◆ Exercise details:
Repeat each entry as written and leave the images out of the copy.

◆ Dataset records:
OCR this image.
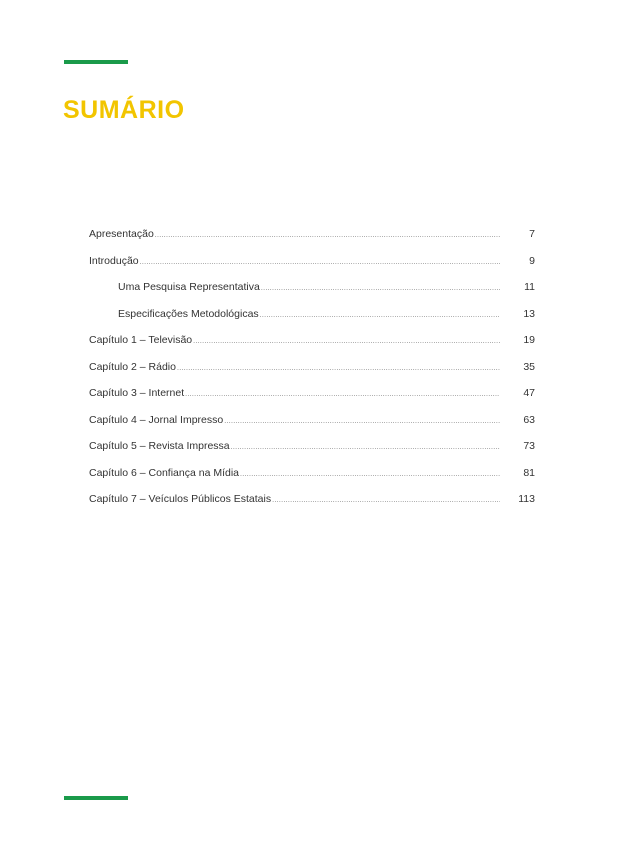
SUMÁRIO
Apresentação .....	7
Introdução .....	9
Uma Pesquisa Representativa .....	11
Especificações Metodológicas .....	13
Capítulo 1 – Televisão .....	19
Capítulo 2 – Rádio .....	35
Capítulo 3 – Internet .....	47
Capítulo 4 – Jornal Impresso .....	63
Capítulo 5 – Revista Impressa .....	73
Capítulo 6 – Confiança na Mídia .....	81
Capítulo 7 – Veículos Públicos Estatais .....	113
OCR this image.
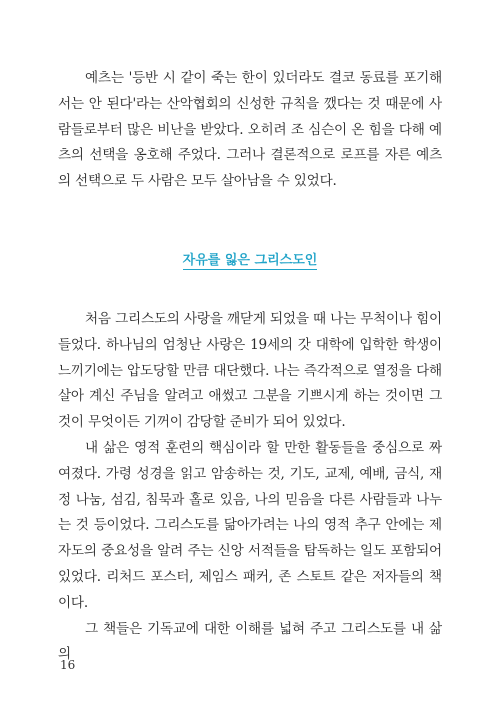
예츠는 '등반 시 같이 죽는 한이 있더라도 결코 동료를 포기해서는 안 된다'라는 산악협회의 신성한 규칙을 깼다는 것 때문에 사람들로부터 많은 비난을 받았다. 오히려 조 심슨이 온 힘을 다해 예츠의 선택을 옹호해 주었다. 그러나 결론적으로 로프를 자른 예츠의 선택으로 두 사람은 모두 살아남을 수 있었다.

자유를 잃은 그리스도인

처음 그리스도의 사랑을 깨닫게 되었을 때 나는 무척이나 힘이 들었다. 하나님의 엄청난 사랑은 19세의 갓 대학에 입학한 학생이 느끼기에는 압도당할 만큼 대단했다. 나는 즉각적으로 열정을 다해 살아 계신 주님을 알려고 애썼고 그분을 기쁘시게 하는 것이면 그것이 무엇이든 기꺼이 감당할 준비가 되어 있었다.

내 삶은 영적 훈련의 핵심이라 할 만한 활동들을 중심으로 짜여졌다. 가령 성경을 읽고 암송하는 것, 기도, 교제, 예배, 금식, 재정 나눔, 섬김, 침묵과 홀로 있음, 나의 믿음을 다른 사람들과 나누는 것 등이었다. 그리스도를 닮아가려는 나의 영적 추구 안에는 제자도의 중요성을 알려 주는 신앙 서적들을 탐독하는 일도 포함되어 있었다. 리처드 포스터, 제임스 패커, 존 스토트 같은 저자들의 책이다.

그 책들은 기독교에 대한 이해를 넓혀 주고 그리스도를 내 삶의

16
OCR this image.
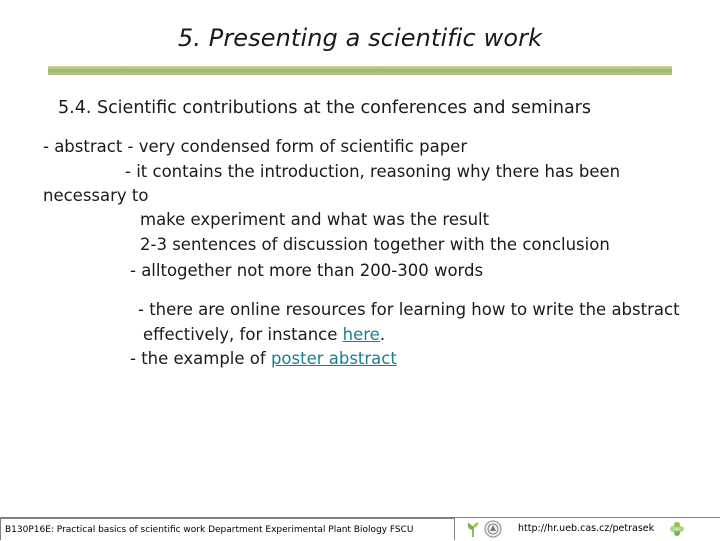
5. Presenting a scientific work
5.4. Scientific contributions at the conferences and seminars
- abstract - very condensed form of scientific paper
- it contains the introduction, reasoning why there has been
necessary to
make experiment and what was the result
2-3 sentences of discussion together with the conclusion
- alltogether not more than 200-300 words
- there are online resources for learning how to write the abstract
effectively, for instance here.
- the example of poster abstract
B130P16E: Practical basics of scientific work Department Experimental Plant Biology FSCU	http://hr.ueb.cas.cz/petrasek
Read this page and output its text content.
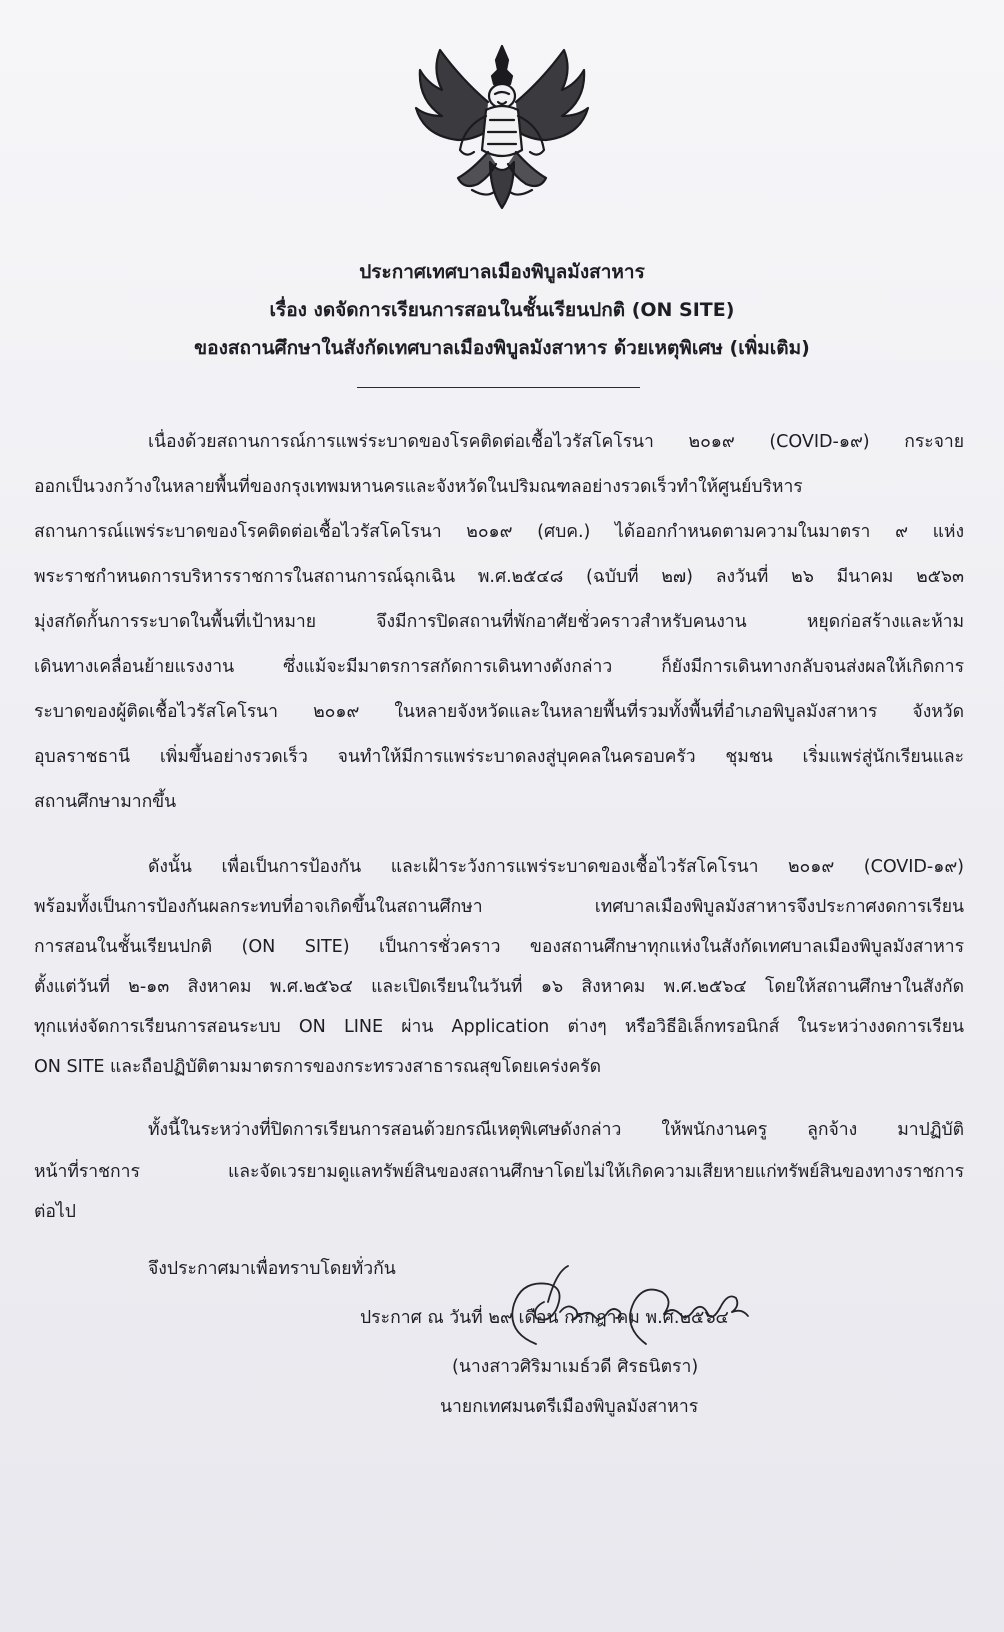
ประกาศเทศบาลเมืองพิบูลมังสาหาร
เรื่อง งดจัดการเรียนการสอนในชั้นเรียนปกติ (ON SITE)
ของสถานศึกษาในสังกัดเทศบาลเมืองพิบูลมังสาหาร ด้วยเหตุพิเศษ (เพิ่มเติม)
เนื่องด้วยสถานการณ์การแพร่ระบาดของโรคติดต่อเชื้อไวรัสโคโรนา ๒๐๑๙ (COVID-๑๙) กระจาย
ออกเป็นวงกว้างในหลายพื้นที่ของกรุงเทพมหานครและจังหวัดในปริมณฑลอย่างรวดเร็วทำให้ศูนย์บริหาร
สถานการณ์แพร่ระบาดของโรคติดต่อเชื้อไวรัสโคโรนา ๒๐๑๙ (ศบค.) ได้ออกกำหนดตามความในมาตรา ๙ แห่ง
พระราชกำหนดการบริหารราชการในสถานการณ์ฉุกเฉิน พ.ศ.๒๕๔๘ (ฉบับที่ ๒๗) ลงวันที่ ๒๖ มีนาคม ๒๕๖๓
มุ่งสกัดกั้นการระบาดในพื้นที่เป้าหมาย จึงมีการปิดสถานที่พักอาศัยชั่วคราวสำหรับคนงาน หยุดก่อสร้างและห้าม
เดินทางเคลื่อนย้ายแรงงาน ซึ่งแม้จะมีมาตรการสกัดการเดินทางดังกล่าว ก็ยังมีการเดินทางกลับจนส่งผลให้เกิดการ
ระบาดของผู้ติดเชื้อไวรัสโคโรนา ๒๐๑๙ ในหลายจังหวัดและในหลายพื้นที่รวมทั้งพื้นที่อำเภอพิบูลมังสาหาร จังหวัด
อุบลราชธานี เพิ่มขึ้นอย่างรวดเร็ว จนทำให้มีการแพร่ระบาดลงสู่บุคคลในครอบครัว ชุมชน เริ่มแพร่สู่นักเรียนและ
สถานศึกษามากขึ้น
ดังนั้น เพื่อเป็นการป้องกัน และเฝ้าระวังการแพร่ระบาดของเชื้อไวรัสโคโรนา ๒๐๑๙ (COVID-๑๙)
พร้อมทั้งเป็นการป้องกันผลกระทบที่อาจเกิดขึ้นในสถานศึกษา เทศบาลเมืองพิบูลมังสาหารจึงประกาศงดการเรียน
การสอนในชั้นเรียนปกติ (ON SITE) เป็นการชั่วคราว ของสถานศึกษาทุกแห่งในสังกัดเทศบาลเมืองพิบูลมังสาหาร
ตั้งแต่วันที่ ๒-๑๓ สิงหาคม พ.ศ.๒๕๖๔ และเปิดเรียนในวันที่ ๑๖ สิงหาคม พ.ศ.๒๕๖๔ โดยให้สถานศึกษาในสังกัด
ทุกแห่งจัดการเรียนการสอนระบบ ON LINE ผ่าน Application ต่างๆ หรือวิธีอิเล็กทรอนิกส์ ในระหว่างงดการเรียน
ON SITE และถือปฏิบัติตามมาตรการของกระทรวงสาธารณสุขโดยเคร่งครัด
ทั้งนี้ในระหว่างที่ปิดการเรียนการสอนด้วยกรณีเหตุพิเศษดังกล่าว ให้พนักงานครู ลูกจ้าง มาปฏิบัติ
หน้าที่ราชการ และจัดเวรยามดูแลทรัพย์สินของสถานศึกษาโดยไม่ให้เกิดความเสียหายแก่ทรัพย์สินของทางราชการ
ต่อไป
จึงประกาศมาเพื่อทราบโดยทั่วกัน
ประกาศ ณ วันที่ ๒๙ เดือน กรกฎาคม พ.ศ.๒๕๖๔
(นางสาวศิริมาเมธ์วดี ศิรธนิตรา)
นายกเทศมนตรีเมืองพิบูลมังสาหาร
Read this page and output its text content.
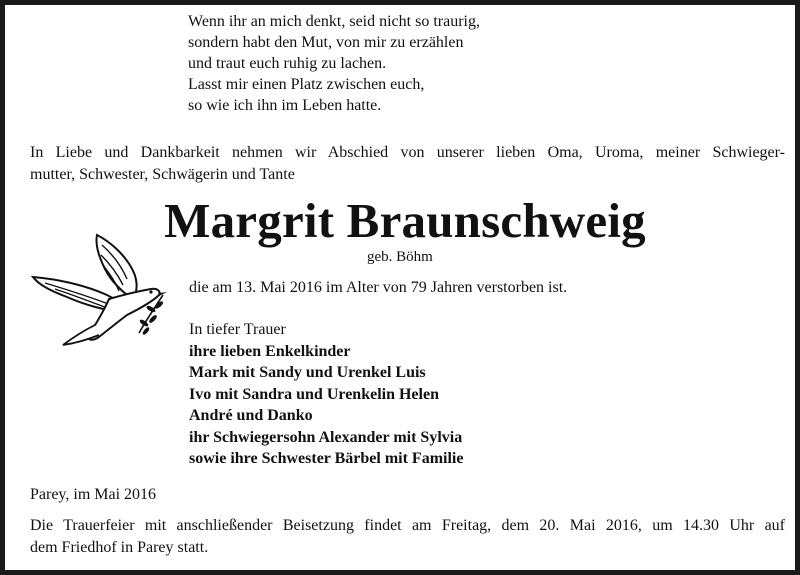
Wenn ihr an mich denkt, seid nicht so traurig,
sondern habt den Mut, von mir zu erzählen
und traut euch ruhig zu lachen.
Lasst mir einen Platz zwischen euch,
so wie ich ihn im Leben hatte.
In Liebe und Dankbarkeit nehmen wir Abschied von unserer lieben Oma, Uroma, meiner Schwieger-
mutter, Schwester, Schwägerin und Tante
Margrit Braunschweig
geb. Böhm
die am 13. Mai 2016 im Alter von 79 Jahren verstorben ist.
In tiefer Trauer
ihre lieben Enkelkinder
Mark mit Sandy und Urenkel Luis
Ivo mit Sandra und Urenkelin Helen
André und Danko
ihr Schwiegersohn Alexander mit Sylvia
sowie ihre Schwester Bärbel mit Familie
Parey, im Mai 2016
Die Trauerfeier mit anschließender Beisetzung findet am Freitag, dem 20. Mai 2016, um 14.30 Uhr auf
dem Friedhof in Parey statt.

◆ Right answer:
OCR this image.
SUMÁRIO
Apresentação .....	7
Introdução .....	9
Uma Pesquisa Representativa .....	11
Especificações Metodológicas .....	13
Capítulo 1 – Televisão .....	19
Capítulo 2 – Rádio .....	35
Capítulo 3 – Internet .....	47
Capítulo 4 – Jornal Impresso .....	63
Capítulo 5 – Revista Impressa .....	73
Capítulo 6 – Confiança na Mídia .....	81
Capítulo 7 – Veículos Públicos Estatais .....	113
OCR this image.
예츠는 '등반 시 같이 죽는 한이 있더라도 결코 동료를 포기해서는 안 된다'라는 산악협회의 신성한 규칙을 깼다는 것 때문에 사람들로부터 많은 비난을 받았다. 오히려 조 심슨이 온 힘을 다해 예츠의 선택을 옹호해 주었다. 그러나 결론적으로 로프를 자른 예츠의 선택으로 두 사람은 모두 살아남을 수 있었다.

자유를 잃은 그리스도인

처음 그리스도의 사랑을 깨닫게 되었을 때 나는 무척이나 힘이 들었다. 하나님의 엄청난 사랑은 19세의 갓 대학에 입학한 학생이 느끼기에는 압도당할 만큼 대단했다. 나는 즉각적으로 열정을 다해 살아 계신 주님을 알려고 애썼고 그분을 기쁘시게 하는 것이면 그것이 무엇이든 기꺼이 감당할 준비가 되어 있었다.

내 삶은 영적 훈련의 핵심이라 할 만한 활동들을 중심으로 짜여졌다. 가령 성경을 읽고 암송하는 것, 기도, 교제, 예배, 금식, 재정 나눔, 섬김, 침묵과 홀로 있음, 나의 믿음을 다른 사람들과 나누는 것 등이었다. 그리스도를 닮아가려는 나의 영적 추구 안에는 제자도의 중요성을 알려 주는 신앙 서적들을 탐독하는 일도 포함되어 있었다. 리처드 포스터, 제임스 패커, 존 스토트 같은 저자들의 책이다.

그 책들은 기독교에 대한 이해를 넓혀 주고 그리스도를 내 삶의

16
OCR this image.
5. Presenting a scientific work
5.4. Scientific contributions at the conferences and seminars
- abstract - very condensed form of scientific paper
- it contains the introduction, reasoning why there has been
necessary to
make experiment and what was the result
2-3 sentences of discussion together with the conclusion
- alltogether not more than 200-300 words
- there are online resources for learning how to write the abstract
effectively, for instance here.
- the example of poster abstract
B130P16E: Practical basics of scientific work Department Experimental Plant Biology FSCU	http://hr.ueb.cas.cz/petrasek
Read this page and output its text content.
ประกาศเทศบาลเมืองพิบูลมังสาหาร
เรื่อง งดจัดการเรียนการสอนในชั้นเรียนปกติ (ON SITE)
ของสถานศึกษาในสังกัดเทศบาลเมืองพิบูลมังสาหาร ด้วยเหตุพิเศษ (เพิ่มเติม)
เนื่องด้วยสถานการณ์การแพร่ระบาดของโรคติดต่อเชื้อไวรัสโคโรนา ๒๐๑๙ (COVID-๑๙) กระจาย
ออกเป็นวงกว้างในหลายพื้นที่ของกรุงเทพมหานครและจังหวัดในปริมณฑลอย่างรวดเร็วทำให้ศูนย์บริหาร
สถานการณ์แพร่ระบาดของโรคติดต่อเชื้อไวรัสโคโรนา ๒๐๑๙ (ศบค.) ได้ออกกำหนดตามความในมาตรา ๙ แห่ง
พระราชกำหนดการบริหารราชการในสถานการณ์ฉุกเฉิน พ.ศ.๒๕๔๘ (ฉบับที่ ๒๗) ลงวันที่ ๒๖ มีนาคม ๒๕๖๓
มุ่งสกัดกั้นการระบาดในพื้นที่เป้าหมาย จึงมีการปิดสถานที่พักอาศัยชั่วคราวสำหรับคนงาน หยุดก่อสร้างและห้าม
เดินทางเคลื่อนย้ายแรงงาน ซึ่งแม้จะมีมาตรการสกัดการเดินทางดังกล่าว ก็ยังมีการเดินทางกลับจนส่งผลให้เกิดการ
ระบาดของผู้ติดเชื้อไวรัสโคโรนา ๒๐๑๙ ในหลายจังหวัดและในหลายพื้นที่รวมทั้งพื้นที่อำเภอพิบูลมังสาหาร จังหวัด
อุบลราชธานี เพิ่มขึ้นอย่างรวดเร็ว จนทำให้มีการแพร่ระบาดลงสู่บุคคลในครอบครัว ชุมชน เริ่มแพร่สู่นักเรียนและ
สถานศึกษามากขึ้น
ดังนั้น เพื่อเป็นการป้องกัน และเฝ้าระวังการแพร่ระบาดของเชื้อไวรัสโคโรนา ๒๐๑๙ (COVID-๑๙)
พร้อมทั้งเป็นการป้องกันผลกระทบที่อาจเกิดขึ้นในสถานศึกษา เทศบาลเมืองพิบูลมังสาหารจึงประกาศงดการเรียน
การสอนในชั้นเรียนปกติ (ON SITE) เป็นการชั่วคราว ของสถานศึกษาทุกแห่งในสังกัดเทศบาลเมืองพิบูลมังสาหาร
ตั้งแต่วันที่ ๒-๑๓ สิงหาคม พ.ศ.๒๕๖๔ และเปิดเรียนในวันที่ ๑๖ สิงหาคม พ.ศ.๒๕๖๔ โดยให้สถานศึกษาในสังกัด
ทุกแห่งจัดการเรียนการสอนระบบ ON LINE ผ่าน Application ต่างๆ หรือวิธีอิเล็กทรอนิกส์ ในระหว่างงดการเรียน
ON SITE และถือปฏิบัติตามมาตรการของกระทรวงสาธารณสุขโดยเคร่งครัด
ทั้งนี้ในระหว่างที่ปิดการเรียนการสอนด้วยกรณีเหตุพิเศษดังกล่าว ให้พนักงานครู ลูกจ้าง มาปฏิบัติ
หน้าที่ราชการ และจัดเวรยามดูแลทรัพย์สินของสถานศึกษาโดยไม่ให้เกิดความเสียหายแก่ทรัพย์สินของทางราชการ
ต่อไป
จึงประกาศมาเพื่อทราบโดยทั่วกัน
ประกาศ ณ วันที่ ๒๙ เดือน กรกฎาคม พ.ศ.๒๕๖๔
(นางสาวศิริมาเมธ์วดี ศิรธนิตรา)
นายกเทศมนตรีเมืองพิบูลมังสาหาร
Read this page and output its text content.
Wenn ihr an mich denkt, seid nicht so traurig,
sondern habt den Mut, von mir zu erzählen
und traut euch ruhig zu lachen.
Lasst mir einen Platz zwischen euch,
so wie ich ihn im Leben hatte.
In Liebe und Dankbarkeit nehmen wir Abschied von unserer lieben Oma, Uroma, meiner Schwieger-
mutter, Schwester, Schwägerin und Tante
Margrit Braunschweig
geb. Böhm
die am 13. Mai 2016 im Alter von 79 Jahren verstorben ist.
In tiefer Trauer
ihre lieben Enkelkinder
Mark mit Sandy und Urenkel Luis
Ivo mit Sandra und Urenkelin Helen
André und Danko
ihr Schwiegersohn Alexander mit Sylvia
sowie ihre Schwester Bärbel mit Familie
Parey, im Mai 2016
Die Trauerfeier mit anschließender Beisetzung findet am Freitag, dem 20. Mai 2016, um 14.30 Uhr auf
dem Friedhof in Parey statt.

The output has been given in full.